| Problem description |
Copy out the entries exactly, from the first line to the last.

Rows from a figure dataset

------------------------------------------------------------------------

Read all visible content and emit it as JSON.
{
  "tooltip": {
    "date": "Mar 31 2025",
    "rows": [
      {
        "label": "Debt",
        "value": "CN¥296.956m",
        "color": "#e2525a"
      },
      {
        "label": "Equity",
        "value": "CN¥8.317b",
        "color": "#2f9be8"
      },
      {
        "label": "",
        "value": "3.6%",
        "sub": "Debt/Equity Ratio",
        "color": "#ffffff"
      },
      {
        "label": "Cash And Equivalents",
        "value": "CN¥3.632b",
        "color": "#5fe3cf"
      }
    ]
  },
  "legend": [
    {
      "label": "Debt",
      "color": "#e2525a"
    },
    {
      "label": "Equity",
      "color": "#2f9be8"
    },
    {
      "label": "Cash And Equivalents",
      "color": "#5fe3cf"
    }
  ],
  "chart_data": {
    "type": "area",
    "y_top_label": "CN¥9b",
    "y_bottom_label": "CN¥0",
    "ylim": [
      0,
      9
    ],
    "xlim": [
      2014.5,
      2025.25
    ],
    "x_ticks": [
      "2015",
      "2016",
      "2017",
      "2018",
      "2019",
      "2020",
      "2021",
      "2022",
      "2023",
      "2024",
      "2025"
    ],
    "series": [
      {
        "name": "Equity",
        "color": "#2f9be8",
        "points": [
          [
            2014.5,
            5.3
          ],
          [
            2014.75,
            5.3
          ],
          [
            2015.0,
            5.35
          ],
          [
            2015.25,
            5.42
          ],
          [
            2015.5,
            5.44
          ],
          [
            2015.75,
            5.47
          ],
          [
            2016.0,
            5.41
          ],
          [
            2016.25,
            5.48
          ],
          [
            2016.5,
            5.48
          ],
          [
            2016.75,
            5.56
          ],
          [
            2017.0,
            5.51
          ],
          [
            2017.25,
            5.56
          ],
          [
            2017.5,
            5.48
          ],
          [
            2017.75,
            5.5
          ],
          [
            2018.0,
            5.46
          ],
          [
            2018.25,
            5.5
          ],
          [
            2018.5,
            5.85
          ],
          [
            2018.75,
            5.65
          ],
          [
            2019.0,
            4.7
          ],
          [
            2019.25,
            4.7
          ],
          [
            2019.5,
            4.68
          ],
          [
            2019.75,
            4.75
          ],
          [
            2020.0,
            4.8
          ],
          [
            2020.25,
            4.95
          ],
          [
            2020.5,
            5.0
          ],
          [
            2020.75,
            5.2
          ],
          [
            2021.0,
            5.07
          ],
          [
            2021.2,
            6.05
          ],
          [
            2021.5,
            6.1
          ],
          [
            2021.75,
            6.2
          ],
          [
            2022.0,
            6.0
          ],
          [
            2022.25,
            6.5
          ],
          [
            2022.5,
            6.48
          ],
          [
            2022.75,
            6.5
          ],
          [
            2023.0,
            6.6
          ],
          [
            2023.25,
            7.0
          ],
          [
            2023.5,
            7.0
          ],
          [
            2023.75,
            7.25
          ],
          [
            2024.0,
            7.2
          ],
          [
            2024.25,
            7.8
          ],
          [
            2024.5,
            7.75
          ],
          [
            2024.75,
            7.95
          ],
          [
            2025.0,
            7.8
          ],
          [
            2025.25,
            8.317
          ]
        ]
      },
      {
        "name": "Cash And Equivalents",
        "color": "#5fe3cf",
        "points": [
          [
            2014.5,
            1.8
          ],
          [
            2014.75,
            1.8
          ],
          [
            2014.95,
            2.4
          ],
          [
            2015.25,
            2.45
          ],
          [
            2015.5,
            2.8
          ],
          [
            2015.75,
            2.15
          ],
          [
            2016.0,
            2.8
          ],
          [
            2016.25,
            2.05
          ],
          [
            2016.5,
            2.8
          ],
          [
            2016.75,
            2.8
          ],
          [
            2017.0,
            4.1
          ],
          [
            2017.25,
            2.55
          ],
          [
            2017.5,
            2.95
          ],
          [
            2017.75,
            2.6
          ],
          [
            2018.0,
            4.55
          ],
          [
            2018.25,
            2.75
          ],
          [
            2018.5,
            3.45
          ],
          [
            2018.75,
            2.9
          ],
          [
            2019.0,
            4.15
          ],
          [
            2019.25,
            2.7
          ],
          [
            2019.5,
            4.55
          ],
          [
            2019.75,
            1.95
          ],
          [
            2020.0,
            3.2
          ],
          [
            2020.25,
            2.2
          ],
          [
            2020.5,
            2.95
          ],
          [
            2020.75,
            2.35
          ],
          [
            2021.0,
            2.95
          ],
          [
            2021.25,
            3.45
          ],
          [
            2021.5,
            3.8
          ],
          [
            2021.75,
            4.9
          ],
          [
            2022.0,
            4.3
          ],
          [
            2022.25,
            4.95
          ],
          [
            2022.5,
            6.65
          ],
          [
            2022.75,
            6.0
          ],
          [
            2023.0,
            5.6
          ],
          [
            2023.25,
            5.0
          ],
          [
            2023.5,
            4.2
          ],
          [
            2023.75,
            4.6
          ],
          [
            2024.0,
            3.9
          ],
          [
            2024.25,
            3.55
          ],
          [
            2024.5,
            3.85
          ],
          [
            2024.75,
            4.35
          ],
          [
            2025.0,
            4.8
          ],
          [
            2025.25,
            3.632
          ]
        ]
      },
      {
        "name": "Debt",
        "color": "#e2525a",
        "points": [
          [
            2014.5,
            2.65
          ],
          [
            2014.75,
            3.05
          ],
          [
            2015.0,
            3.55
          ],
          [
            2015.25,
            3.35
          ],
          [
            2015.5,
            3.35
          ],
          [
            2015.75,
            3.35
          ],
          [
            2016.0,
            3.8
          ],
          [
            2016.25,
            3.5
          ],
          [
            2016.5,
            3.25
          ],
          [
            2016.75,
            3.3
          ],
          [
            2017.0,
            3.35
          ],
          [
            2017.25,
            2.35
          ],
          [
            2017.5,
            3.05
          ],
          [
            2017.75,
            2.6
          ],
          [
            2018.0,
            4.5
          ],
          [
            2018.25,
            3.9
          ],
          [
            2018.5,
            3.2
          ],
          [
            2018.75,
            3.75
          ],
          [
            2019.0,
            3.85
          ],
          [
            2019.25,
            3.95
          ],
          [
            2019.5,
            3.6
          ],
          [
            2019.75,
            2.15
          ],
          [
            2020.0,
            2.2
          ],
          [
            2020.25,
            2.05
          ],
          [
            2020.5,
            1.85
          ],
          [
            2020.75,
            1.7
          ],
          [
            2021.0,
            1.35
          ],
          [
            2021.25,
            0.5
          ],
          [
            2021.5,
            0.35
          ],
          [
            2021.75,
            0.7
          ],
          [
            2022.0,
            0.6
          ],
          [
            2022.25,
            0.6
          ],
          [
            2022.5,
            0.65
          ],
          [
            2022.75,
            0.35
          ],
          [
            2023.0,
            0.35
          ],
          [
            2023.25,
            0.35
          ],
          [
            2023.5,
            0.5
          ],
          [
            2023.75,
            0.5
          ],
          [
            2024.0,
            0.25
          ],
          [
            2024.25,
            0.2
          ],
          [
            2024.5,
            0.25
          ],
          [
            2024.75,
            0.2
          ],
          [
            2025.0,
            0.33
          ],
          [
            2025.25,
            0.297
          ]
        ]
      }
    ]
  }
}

------------------------------------------------------------------------

| Full response |
Read all visible content and emit it as JSON.
{
  "tooltip": {
    "date": "Mar 31 2025",
    "rows": [
      {
        "label": "Debt",
        "value": "CN¥296.956m",
        "color": "#e2525a"
      },
      {
        "label": "Equity",
        "value": "CN¥8.317b",
        "color": "#2f9be8"
      },
      {
        "label": "",
        "value": "3.6%",
        "sub": "Debt/Equity Ratio",
        "color": "#ffffff"
      },
      {
        "label": "Cash And Equivalents",
        "value": "CN¥3.632b",
        "color": "#5fe3cf"
      }
    ]
  },
  "legend": [
    {
      "label": "Debt",
      "color": "#e2525a"
    },
    {
      "label": "Equity",
      "color": "#2f9be8"
    },
    {
      "label": "Cash And Equivalents",
      "color": "#5fe3cf"
    }
  ],
  "chart_data": {
    "type": "area",
    "y_top_label": "CN¥9b",
    "y_bottom_label": "CN¥0",
    "ylim": [
      0,
      9
    ],
    "xlim": [
      2014.5,
      2025.25
    ],
    "x_ticks": [
      "2015",
      "2016",
      "2017",
      "2018",
      "2019",
      "2020",
      "2021",
      "2022",
      "2023",
      "2024",
      "2025"
    ],
    "series": [
      {
        "name": "Equity",
        "color": "#2f9be8",
        "points": [
          [
            2014.5,
            5.3
          ],
          [
            2014.75,
            5.3
          ],
          [
            2015.0,
            5.35
          ],
          [
            2015.25,
            5.42
          ],
          [
            2015.5,
            5.44
          ],
          [
            2015.75,
            5.47
          ],
          [
            2016.0,
            5.41
          ],
          [
            2016.25,
            5.48
          ],
          [
            2016.5,
            5.48
          ],
          [
            2016.75,
            5.56
          ],
          [
            2017.0,
            5.51
          ],
          [
            2017.25,
            5.56
          ],
          [
            2017.5,
            5.48
          ],
          [
            2017.75,
            5.5
          ],
          [
            2018.0,
            5.46
          ],
          [
            2018.25,
            5.5
          ],
          [
            2018.5,
            5.85
          ],
          [
            2018.75,
            5.65
          ],
          [
            2019.0,
            4.7
          ],
          [
            2019.25,
            4.7
          ],
          [
            2019.5,
            4.68
          ],
          [
            2019.75,
            4.75
          ],
          [
            2020.0,
            4.8
          ],
          [
            2020.25,
            4.95
          ],
          [
            2020.5,
            5.0
          ],
          [
            2020.75,
            5.2
          ],
          [
            2021.0,
            5.07
          ],
          [
            2021.2,
            6.05
          ],
          [
            2021.5,
            6.1
          ],
          [
            2021.75,
            6.2
          ],
          [
            2022.0,
            6.0
          ],
          [
            2022.25,
            6.5
          ],
          [
            2022.5,
            6.48
          ],
          [
            2022.75,
            6.5
          ],
          [
            2023.0,
            6.6
          ],
          [
            2023.25,
            7.0
          ],
          [
            2023.5,
            7.0
          ],
          [
            2023.75,
            7.25
          ],
          [
            2024.0,
            7.2
          ],
          [
            2024.25,
            7.8
          ],
          [
            2024.5,
            7.75
          ],
          [
            2024.75,
            7.95
          ],
          [
            2025.0,
            7.8
          ],
          [
            2025.25,
            8.317
          ]
        ]
      },
      {
        "name": "Cash And Equivalents",
        "color": "#5fe3cf",
        "points": [
          [
            2014.5,
            1.8
          ],
          [
            2014.75,
            1.8
          ],
          [
            2014.95,
            2.4
          ],
          [
            2015.25,
            2.45
          ],
          [
            2015.5,
            2.8
          ],
          [
            2015.75,
            2.15
          ],
          [
            2016.0,
            2.8
          ],
          [
            2016.25,
            2.05
          ],
          [
            2016.5,
            2.8
          ],
          [
            2016.75,
            2.8
          ],
          [
            2017.0,
            4.1
          ],
          [
            2017.25,
            2.55
          ],
          [
            2017.5,
            2.95
          ],
          [
            2017.75,
            2.6
          ],
          [
            2018.0,
            4.55
          ],
          [
            2018.25,
            2.75
          ],
          [
            2018.5,
            3.45
          ],
          [
            2018.75,
            2.9
          ],
          [
            2019.0,
            4.15
          ],
          [
            2019.25,
            2.7
          ],
          [
            2019.5,
            4.55
          ],
          [
            2019.75,
            1.95
          ],
          [
            2020.0,
            3.2
          ],
          [
            2020.25,
            2.2
          ],
          [
            2020.5,
            2.95
          ],
          [
            2020.75,
            2.35
          ],
          [
            2021.0,
            2.95
          ],
          [
            2021.25,
            3.45
          ],
          [
            2021.5,
            3.8
          ],
          [
            2021.75,
            4.9
          ],
          [
            2022.0,
            4.3
          ],
          [
            2022.25,
            4.95
          ],
          [
            2022.5,
            6.65
          ],
          [
            2022.75,
            6.0
          ],
          [
            2023.0,
            5.6
          ],
          [
            2023.25,
            5.0
          ],
          [
            2023.5,
            4.2
          ],
          [
            2023.75,
            4.6
          ],
          [
            2024.0,
            3.9
          ],
          [
            2024.25,
            3.55
          ],
          [
            2024.5,
            3.85
          ],
          [
            2024.75,
            4.35
          ],
          [
            2025.0,
            4.8
          ],
          [
            2025.25,
            3.632
          ]
        ]
      },
      {
        "name": "Debt",
        "color": "#e2525a",
        "points": [
          [
            2014.5,
            2.65
          ],
          [
            2014.75,
            3.05
          ],
          [
            2015.0,
            3.55
          ],
          [
            2015.25,
            3.35
          ],
          [
            2015.5,
            3.35
          ],
          [
            2015.75,
            3.35
          ],
          [
            2016.0,
            3.8
          ],
          [
            2016.25,
            3.5
          ],
          [
            2016.5,
            3.25
          ],
          [
            2016.75,
            3.3
          ],
          [
            2017.0,
            3.35
          ],
          [
            2017.25,
            2.35
          ],
          [
            2017.5,
            3.05
          ],
          [
            2017.75,
            2.6
          ],
          [
            2018.0,
            4.5
          ],
          [
            2018.25,
            3.9
          ],
          [
            2018.5,
            3.2
          ],
          [
            2018.75,
            3.75
          ],
          [
            2019.0,
            3.85
          ],
          [
            2019.25,
            3.95
          ],
          [
            2019.5,
            3.6
          ],
          [
            2019.75,
            2.15
          ],
          [
            2020.0,
            2.2
          ],
          [
            2020.25,
            2.05
          ],
          [
            2020.5,
            1.85
          ],
          [
            2020.75,
            1.7
          ],
          [
            2021.0,
            1.35
          ],
          [
            2021.25,
            0.5
          ],
          [
            2021.5,
            0.35
          ],
          [
            2021.75,
            0.7
          ],
          [
            2022.0,
            0.6
          ],
          [
            2022.25,
            0.6
          ],
          [
            2022.5,
            0.65
          ],
          [
            2022.75,
            0.35
          ],
          [
            2023.0,
            0.35
          ],
          [
            2023.25,
            0.35
          ],
          [
            2023.5,
            0.5
          ],
          [
            2023.75,
            0.5
          ],
          [
            2024.0,
            0.25
          ],
          [
            2024.25,
            0.2
          ],
          [
            2024.5,
            0.25
          ],
          [
            2024.75,
            0.2
          ],
          [
            2025.0,
            0.33
          ],
          [
            2025.25,
            0.297
          ]
        ]
      }
    ]
  }
}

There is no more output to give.